Copy each line of the material below that includes the string "time".

= = = =

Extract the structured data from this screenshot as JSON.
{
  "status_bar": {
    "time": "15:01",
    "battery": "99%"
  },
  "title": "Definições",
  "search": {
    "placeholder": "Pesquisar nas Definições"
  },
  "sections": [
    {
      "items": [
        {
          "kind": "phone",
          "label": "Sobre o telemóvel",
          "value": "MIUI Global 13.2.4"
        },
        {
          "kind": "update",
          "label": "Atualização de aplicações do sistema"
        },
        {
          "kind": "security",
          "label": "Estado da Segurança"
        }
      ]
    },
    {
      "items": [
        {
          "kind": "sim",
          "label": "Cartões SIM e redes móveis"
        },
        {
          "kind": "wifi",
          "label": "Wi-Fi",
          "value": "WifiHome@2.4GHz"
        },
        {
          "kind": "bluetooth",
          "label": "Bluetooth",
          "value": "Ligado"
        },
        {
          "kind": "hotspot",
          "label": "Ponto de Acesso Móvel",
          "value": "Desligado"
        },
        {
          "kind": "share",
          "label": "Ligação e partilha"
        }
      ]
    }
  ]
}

= = = =

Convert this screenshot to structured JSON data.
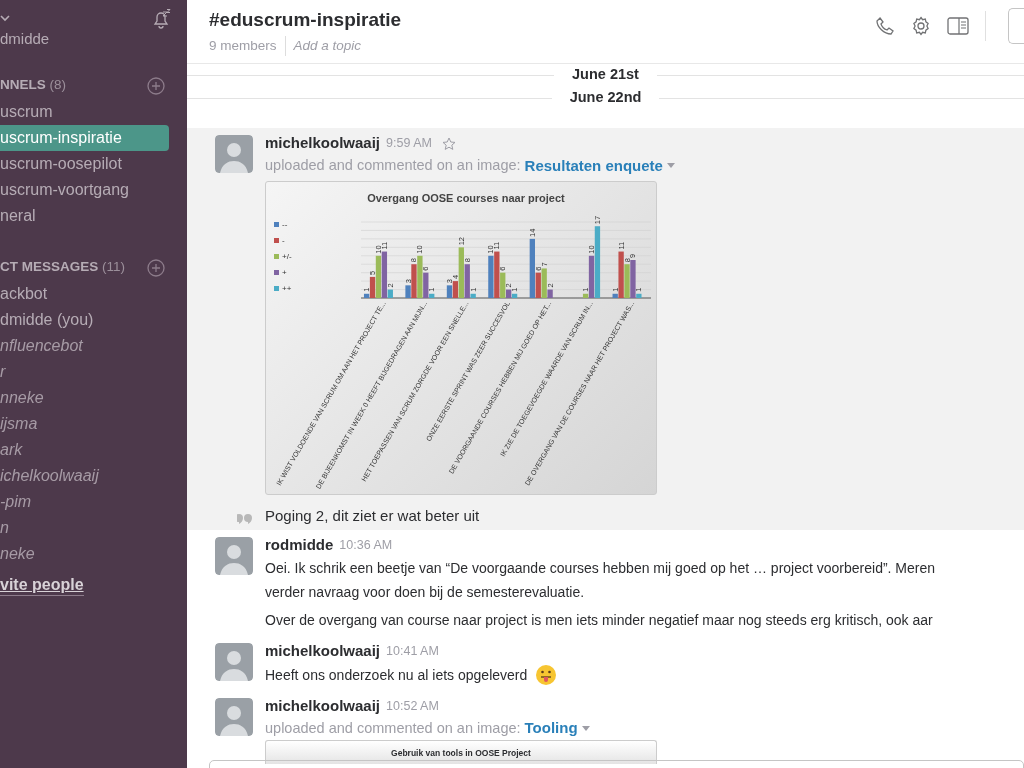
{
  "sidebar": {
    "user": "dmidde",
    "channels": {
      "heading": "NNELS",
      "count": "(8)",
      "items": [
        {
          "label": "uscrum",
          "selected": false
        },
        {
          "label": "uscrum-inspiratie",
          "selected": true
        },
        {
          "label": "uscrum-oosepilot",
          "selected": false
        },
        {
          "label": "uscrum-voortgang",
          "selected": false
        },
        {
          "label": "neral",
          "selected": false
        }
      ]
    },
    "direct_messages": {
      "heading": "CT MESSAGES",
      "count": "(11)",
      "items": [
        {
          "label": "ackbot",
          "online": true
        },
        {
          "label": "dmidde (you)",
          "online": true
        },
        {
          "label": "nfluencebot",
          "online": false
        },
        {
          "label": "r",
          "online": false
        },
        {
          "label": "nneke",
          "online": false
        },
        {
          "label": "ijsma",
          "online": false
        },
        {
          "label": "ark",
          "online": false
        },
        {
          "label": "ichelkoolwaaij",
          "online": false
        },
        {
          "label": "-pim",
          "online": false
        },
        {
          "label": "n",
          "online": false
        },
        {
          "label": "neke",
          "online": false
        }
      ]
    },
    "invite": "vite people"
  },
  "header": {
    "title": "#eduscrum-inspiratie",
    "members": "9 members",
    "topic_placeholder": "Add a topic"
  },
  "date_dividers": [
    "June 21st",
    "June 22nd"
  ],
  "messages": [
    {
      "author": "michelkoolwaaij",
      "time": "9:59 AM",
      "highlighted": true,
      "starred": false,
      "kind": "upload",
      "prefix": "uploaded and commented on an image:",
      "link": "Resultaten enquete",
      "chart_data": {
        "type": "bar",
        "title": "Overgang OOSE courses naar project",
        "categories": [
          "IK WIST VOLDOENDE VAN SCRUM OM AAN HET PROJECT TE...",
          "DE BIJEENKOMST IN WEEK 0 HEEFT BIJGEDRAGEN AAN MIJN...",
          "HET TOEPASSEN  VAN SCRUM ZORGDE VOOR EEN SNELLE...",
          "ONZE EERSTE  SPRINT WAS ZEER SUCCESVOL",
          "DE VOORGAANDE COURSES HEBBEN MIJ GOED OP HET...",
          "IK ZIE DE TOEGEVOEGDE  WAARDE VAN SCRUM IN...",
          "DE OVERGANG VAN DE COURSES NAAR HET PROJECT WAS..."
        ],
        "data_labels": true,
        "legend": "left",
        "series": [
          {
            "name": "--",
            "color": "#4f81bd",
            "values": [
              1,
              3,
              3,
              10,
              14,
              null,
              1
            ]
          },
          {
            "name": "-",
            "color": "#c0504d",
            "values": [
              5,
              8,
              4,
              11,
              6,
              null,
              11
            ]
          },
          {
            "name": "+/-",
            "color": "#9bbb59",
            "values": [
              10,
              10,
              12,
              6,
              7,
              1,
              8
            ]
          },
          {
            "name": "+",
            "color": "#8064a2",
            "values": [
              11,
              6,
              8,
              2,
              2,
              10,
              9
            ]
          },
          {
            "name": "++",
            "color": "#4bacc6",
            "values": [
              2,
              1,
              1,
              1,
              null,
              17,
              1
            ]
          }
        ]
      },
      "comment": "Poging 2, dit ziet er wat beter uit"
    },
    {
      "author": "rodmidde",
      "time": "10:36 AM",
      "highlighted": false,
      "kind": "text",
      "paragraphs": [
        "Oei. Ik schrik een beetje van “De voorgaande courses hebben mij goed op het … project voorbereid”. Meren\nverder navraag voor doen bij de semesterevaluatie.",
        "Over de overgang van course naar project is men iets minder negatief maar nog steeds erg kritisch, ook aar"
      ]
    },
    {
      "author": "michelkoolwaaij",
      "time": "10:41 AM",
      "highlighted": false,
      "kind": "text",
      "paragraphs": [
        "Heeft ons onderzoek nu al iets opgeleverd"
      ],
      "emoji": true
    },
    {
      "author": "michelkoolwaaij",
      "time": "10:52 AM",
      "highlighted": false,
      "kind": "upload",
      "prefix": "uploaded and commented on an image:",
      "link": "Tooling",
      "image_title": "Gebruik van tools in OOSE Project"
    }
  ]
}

= = = =

» **Output for this task**
    "time": "15:01",
      "time": "9:59 AM",
      "time": "10:36 AM",
      "time": "10:41 AM",
      "time": "10:52 AM",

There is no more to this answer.